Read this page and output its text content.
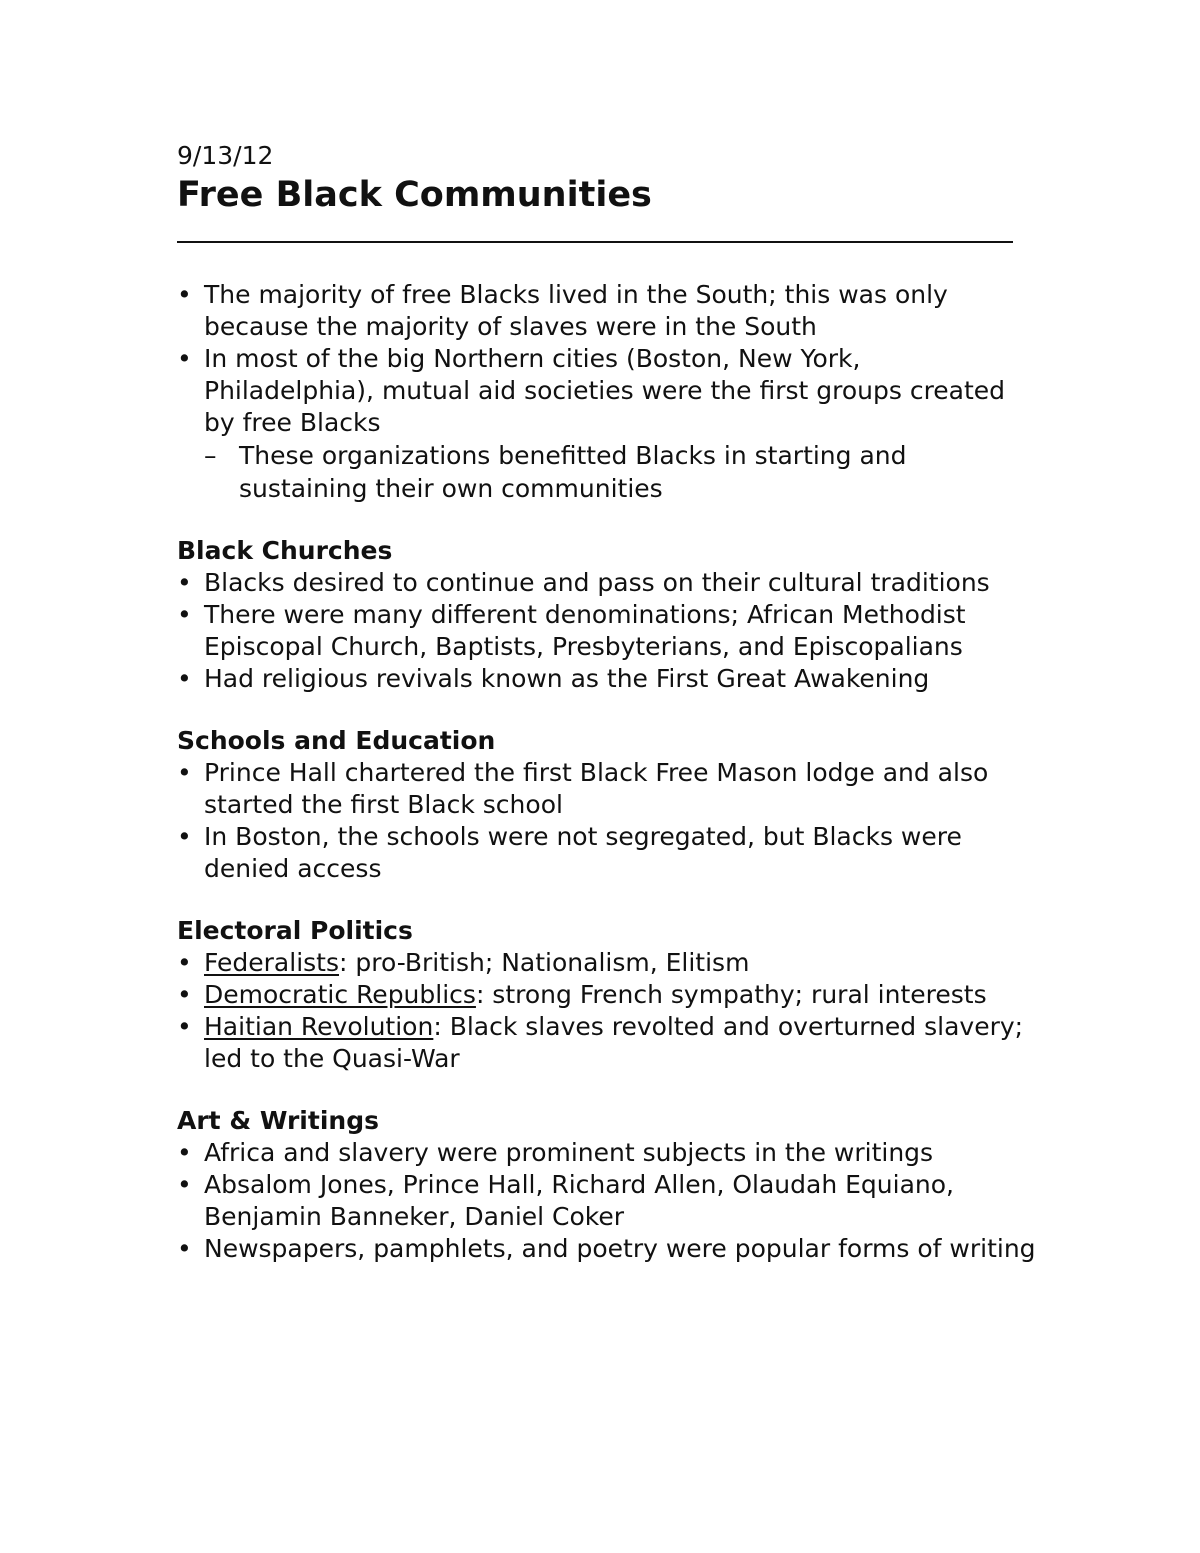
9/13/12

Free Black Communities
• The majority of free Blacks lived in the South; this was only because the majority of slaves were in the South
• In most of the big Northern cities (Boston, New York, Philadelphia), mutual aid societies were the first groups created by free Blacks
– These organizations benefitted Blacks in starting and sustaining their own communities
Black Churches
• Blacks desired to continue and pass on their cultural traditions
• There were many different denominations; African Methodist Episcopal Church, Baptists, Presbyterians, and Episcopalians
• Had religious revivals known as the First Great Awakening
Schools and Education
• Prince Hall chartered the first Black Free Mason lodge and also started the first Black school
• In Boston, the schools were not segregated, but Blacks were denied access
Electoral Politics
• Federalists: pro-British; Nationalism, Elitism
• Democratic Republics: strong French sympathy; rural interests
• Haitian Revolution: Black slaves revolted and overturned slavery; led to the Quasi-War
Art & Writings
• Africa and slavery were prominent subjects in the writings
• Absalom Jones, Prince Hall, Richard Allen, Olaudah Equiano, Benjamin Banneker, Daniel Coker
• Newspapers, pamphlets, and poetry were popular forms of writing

━━━━━━━━━━━━━━━━━━━━

• [Task to complete]: List the lines that contain the word "slaves".

• [Worked solution]:
• The majority of free Blacks lived in the South; this was only because the majority of slaves were in the South
• Haitian Revolution: Black slaves revolted and overturned slavery; led to the Quasi-War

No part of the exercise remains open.